REQUEST
Every line that contains "image" counts once; give the total number of such lines, with no other words.

Data entries:
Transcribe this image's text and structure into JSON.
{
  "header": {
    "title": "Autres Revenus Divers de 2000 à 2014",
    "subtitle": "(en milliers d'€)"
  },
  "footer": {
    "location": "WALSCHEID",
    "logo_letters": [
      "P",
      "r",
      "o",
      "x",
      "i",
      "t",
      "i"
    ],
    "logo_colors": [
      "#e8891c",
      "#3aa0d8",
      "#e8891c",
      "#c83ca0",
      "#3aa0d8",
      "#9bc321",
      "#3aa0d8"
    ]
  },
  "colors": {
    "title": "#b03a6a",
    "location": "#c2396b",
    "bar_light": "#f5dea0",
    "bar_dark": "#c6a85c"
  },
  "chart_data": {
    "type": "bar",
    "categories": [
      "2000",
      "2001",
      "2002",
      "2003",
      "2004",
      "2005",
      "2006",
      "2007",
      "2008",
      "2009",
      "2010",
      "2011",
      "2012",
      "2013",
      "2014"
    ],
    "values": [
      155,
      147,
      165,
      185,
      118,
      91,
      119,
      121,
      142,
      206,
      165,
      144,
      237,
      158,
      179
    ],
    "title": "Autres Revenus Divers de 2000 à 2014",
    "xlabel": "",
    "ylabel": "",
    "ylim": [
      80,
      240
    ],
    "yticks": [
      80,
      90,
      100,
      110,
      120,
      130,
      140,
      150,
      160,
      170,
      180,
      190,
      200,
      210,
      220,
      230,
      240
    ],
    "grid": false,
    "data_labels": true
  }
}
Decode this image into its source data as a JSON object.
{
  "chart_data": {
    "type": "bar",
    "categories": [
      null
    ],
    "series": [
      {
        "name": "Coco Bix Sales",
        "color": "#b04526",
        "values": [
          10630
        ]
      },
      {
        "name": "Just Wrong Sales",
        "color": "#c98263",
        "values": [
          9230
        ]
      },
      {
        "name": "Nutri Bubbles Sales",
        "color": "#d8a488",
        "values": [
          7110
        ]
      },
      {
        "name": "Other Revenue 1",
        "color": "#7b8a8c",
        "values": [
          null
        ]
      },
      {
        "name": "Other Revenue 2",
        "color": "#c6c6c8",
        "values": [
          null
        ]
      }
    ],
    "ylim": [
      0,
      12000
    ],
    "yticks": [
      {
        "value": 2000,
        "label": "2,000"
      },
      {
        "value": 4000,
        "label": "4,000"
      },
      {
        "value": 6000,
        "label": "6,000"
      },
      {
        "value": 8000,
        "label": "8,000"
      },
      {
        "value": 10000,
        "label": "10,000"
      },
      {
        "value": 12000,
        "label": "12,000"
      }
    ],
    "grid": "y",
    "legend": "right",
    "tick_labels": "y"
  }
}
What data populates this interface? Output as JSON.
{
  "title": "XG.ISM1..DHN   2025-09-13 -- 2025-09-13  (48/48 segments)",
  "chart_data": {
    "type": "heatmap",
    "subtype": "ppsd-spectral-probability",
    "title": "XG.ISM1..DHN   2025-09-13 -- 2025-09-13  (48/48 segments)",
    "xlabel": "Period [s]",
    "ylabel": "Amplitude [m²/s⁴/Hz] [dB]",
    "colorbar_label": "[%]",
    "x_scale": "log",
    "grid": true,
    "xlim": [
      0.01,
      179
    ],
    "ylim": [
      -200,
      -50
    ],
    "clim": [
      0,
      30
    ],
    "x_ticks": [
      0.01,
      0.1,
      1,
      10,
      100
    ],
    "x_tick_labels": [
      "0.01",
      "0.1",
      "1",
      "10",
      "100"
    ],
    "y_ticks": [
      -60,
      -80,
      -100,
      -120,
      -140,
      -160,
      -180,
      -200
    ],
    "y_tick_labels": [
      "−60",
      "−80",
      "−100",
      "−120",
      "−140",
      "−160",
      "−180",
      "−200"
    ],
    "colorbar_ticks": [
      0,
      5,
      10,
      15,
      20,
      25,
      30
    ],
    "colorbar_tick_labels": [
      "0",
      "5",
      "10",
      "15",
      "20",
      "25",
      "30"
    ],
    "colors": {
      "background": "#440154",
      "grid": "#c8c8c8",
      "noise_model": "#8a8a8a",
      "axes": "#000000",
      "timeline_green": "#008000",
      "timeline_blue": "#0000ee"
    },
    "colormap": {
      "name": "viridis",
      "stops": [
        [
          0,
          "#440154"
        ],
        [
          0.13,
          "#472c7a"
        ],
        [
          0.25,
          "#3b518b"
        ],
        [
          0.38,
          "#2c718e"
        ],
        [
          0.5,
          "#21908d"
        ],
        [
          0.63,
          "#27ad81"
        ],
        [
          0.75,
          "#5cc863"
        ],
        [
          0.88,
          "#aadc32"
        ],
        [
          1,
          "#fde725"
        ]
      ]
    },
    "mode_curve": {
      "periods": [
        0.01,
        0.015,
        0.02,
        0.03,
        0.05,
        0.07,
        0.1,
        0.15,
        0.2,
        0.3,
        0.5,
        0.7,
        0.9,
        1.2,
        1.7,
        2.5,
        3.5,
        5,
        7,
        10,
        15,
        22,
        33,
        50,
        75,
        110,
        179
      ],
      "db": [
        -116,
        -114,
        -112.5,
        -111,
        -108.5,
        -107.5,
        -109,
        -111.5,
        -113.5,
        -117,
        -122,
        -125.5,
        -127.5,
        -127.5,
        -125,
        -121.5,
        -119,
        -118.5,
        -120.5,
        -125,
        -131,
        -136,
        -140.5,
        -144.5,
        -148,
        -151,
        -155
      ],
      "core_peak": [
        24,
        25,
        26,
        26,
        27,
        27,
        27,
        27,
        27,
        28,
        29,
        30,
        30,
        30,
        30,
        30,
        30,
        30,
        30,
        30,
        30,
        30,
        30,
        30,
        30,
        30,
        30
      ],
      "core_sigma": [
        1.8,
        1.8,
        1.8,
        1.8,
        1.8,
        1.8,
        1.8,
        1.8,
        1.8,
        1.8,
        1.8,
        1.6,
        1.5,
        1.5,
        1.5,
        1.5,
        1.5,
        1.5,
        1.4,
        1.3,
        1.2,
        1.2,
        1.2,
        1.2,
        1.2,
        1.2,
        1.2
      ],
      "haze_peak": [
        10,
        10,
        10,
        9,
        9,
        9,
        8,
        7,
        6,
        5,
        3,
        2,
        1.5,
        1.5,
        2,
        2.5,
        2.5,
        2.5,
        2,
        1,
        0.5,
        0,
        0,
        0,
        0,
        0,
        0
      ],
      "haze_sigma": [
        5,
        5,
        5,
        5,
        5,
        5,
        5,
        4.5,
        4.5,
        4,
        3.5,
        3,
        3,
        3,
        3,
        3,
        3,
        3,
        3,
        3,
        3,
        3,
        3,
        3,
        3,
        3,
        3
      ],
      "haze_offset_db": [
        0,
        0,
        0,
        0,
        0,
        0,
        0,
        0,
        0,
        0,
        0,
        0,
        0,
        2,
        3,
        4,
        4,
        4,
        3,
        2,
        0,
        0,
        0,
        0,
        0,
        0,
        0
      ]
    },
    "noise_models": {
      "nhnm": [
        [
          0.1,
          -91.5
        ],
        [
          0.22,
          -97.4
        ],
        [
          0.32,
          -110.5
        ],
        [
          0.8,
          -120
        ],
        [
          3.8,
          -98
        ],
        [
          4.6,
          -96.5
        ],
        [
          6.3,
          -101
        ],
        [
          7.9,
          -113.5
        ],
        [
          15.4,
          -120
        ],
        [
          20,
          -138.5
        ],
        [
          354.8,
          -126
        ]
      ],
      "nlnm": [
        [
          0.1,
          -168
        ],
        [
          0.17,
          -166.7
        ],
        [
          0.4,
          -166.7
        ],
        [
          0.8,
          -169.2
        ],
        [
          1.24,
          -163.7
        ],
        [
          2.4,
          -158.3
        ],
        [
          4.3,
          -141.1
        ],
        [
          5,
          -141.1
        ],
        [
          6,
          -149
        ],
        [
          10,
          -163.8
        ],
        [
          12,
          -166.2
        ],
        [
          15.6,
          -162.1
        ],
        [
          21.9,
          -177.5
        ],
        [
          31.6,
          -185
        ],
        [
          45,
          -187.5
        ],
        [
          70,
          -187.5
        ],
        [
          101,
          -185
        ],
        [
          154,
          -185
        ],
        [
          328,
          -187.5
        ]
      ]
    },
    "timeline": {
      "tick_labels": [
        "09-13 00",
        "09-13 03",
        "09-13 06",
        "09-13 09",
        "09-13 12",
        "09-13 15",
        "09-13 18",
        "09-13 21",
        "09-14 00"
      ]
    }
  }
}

WRITTEN ANSWER
2